[Recorded data]
--- begin ---

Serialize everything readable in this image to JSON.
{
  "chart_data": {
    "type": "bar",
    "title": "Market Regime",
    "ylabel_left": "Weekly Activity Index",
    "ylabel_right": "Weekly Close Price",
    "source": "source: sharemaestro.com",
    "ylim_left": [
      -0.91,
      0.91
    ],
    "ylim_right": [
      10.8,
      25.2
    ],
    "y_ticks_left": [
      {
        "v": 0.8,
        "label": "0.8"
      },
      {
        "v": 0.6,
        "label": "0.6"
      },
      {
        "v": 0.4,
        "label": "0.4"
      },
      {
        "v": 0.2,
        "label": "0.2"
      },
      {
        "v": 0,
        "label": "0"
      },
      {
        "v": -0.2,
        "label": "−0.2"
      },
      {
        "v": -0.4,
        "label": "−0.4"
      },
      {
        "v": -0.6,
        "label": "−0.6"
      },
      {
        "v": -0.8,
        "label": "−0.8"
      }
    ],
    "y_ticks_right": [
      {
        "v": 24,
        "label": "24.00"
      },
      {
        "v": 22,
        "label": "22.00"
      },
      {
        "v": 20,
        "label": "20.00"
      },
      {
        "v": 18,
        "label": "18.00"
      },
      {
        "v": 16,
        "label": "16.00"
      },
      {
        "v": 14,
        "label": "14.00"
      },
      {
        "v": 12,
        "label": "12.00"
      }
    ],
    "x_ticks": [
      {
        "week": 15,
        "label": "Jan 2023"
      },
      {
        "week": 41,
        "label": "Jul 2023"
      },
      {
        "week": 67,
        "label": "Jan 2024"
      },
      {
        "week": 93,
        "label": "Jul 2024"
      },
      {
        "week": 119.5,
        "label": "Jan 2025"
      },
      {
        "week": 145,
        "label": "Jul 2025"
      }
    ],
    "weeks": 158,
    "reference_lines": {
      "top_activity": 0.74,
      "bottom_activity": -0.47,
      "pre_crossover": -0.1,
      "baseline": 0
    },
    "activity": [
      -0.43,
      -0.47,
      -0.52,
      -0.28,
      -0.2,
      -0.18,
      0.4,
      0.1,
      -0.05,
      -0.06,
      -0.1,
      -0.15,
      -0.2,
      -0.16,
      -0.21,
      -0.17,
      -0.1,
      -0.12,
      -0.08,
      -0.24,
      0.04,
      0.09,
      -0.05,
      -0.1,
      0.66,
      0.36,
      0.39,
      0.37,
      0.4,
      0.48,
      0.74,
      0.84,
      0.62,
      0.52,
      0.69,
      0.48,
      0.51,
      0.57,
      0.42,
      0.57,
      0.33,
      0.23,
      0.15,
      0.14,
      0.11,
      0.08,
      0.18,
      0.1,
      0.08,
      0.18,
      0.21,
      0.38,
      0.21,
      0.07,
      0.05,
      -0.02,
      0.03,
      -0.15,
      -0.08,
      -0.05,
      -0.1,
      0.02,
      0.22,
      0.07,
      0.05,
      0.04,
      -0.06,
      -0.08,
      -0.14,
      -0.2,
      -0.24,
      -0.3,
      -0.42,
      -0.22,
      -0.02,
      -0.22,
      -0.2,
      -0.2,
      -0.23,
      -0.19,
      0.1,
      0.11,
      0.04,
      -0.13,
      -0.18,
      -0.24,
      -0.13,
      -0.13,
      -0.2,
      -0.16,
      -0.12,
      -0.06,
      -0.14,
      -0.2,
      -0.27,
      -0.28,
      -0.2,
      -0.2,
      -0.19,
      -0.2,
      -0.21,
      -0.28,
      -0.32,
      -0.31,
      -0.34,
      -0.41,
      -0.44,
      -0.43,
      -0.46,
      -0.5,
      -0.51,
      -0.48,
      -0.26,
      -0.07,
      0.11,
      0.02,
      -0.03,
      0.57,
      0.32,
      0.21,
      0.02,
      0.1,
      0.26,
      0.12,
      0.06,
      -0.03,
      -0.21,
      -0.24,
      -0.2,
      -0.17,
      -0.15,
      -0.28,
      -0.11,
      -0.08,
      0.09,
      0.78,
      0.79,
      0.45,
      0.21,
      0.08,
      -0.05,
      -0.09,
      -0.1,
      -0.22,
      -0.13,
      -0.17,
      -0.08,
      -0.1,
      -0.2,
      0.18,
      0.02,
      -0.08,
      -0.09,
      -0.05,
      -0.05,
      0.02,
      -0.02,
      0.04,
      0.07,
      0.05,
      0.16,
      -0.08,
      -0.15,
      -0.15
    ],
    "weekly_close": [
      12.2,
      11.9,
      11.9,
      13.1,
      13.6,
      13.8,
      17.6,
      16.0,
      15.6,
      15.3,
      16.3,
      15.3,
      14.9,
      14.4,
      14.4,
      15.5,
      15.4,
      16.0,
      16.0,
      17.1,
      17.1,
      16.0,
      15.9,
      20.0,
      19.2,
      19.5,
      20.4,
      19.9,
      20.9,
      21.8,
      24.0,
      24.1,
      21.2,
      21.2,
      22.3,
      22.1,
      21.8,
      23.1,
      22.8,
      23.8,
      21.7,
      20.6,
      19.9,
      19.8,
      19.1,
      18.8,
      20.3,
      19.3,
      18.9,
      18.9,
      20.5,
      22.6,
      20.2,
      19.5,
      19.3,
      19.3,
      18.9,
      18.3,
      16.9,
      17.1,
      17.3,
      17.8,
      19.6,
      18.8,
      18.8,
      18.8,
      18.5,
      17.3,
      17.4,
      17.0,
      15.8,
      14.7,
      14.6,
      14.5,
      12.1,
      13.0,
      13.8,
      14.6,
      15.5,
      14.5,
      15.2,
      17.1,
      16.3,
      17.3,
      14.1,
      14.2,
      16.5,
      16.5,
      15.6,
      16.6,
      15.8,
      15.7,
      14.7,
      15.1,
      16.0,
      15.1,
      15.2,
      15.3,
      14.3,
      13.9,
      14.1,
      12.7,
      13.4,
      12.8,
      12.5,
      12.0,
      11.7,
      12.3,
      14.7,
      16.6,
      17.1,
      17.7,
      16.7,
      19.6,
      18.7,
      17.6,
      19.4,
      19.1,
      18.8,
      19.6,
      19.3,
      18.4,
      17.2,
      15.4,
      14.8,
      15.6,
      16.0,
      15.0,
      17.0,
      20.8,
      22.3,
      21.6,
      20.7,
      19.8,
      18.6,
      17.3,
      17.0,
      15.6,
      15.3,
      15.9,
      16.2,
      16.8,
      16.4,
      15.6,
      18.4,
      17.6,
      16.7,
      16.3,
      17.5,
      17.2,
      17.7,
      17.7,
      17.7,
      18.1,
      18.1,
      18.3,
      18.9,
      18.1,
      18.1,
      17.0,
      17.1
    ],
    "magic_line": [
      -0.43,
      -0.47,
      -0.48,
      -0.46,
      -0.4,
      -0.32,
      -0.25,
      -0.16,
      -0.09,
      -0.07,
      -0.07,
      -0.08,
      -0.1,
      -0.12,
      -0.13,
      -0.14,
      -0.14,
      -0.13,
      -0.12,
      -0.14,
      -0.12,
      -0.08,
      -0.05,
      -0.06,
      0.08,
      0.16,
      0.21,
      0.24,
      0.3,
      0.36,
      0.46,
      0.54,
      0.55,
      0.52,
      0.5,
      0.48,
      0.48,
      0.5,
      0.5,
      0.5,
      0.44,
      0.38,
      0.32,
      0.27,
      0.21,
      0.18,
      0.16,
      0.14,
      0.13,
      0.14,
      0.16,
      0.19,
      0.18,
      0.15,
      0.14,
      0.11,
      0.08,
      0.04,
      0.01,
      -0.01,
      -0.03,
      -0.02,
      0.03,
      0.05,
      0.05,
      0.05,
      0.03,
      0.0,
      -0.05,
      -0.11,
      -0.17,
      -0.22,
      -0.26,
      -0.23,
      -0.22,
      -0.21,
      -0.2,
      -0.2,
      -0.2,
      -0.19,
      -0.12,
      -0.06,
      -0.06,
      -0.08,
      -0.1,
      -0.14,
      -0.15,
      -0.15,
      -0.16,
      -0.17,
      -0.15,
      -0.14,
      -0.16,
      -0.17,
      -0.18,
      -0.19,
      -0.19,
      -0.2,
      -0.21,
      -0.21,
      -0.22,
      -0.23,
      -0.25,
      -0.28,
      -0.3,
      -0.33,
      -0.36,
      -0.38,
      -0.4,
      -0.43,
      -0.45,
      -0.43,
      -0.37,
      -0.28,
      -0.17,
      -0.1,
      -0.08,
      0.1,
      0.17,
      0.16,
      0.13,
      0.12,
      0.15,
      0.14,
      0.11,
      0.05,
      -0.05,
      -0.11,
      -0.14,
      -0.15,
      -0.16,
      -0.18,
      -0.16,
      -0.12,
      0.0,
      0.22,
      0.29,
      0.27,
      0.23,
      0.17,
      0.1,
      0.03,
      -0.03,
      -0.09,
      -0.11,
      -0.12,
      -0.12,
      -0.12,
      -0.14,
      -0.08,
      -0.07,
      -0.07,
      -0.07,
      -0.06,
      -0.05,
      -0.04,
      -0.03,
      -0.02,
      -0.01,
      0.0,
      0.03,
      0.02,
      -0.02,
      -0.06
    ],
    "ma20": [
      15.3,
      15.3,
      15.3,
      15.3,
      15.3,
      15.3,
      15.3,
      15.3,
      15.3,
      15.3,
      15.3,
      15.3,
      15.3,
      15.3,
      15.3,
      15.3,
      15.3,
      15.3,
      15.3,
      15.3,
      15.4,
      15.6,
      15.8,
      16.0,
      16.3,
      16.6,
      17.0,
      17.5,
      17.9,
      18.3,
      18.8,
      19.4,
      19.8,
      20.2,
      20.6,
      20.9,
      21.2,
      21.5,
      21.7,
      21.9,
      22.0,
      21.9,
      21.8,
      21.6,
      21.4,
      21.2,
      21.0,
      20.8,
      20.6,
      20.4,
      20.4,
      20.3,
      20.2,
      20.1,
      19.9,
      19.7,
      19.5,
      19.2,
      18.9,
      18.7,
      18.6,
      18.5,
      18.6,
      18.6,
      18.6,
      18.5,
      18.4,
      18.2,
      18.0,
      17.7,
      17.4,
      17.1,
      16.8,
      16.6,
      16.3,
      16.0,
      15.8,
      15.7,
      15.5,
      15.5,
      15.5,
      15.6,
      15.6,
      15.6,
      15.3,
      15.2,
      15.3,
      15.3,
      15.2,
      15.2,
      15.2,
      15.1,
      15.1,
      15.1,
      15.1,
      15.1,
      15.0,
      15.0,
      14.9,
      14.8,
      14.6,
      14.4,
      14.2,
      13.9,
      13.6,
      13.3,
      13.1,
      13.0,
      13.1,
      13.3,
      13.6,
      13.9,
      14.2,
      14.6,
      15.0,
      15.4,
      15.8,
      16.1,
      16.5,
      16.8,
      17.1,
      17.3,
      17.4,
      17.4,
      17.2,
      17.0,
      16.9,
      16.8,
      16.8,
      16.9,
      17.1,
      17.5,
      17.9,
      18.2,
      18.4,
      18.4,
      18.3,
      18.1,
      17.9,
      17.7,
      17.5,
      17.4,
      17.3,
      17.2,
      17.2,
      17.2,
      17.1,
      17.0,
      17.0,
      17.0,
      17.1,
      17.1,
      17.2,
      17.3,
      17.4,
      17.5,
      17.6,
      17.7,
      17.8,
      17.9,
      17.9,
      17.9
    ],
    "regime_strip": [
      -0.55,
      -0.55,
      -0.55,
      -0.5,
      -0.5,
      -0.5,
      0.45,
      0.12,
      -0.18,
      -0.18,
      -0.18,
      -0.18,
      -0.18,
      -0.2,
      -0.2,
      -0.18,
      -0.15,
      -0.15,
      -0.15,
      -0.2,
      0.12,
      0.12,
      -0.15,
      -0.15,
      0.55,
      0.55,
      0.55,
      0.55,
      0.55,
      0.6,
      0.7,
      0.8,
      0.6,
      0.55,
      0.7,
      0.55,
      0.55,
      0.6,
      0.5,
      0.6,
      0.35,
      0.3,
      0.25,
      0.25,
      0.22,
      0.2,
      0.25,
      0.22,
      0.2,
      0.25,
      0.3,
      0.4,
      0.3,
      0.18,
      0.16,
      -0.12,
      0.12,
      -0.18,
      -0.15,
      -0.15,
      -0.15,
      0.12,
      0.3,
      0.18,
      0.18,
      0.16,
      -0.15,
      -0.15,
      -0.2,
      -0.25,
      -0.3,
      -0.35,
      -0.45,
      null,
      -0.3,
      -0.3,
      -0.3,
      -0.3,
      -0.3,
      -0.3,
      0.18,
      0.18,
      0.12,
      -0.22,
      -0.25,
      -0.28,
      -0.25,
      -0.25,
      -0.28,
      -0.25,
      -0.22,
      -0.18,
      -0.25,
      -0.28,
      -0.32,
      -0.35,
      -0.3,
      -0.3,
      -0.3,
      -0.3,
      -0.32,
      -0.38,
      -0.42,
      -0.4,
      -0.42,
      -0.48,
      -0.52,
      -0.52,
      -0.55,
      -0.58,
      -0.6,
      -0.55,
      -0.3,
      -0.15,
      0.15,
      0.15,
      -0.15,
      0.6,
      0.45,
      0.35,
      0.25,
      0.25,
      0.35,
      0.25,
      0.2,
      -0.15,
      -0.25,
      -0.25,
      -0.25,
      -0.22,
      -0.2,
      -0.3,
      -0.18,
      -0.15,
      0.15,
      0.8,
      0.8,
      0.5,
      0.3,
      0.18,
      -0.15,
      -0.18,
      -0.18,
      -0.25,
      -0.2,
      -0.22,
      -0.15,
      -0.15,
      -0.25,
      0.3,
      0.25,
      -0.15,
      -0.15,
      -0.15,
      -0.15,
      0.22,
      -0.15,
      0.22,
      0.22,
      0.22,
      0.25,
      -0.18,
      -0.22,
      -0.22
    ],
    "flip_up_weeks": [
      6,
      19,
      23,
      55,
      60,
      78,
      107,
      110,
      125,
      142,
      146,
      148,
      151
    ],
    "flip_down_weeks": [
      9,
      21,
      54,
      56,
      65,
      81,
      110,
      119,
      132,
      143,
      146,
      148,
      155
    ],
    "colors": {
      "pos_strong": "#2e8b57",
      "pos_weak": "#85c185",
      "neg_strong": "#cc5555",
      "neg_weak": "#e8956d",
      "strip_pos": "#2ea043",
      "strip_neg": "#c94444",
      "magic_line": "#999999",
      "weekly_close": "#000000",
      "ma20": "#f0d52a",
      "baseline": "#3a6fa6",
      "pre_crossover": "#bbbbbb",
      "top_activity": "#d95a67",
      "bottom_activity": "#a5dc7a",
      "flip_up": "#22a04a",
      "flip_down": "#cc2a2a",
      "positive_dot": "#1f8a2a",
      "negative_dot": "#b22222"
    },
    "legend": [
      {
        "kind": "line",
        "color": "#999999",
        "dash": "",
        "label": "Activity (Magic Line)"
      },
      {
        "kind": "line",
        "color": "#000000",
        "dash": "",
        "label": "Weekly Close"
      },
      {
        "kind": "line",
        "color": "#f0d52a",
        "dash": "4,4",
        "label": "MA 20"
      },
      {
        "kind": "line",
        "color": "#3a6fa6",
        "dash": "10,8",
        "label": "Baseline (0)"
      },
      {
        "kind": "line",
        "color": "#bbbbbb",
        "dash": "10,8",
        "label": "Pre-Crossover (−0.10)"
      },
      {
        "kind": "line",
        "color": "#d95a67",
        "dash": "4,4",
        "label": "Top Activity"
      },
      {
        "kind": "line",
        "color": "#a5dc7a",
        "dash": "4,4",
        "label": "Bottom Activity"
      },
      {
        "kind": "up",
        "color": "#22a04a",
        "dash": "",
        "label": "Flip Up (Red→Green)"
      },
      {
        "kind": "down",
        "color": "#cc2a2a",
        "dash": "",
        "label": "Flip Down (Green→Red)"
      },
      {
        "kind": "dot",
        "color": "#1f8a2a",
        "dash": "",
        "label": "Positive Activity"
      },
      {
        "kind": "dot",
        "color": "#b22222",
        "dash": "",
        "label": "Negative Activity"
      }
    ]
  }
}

--- end ---

_Required work_
Collect every line with the string "Green" from the records, and copy each.

_Solved exercise_
        "label": "Flip Up (Red→Green)"
        "label": "Flip Down (Green→Red)"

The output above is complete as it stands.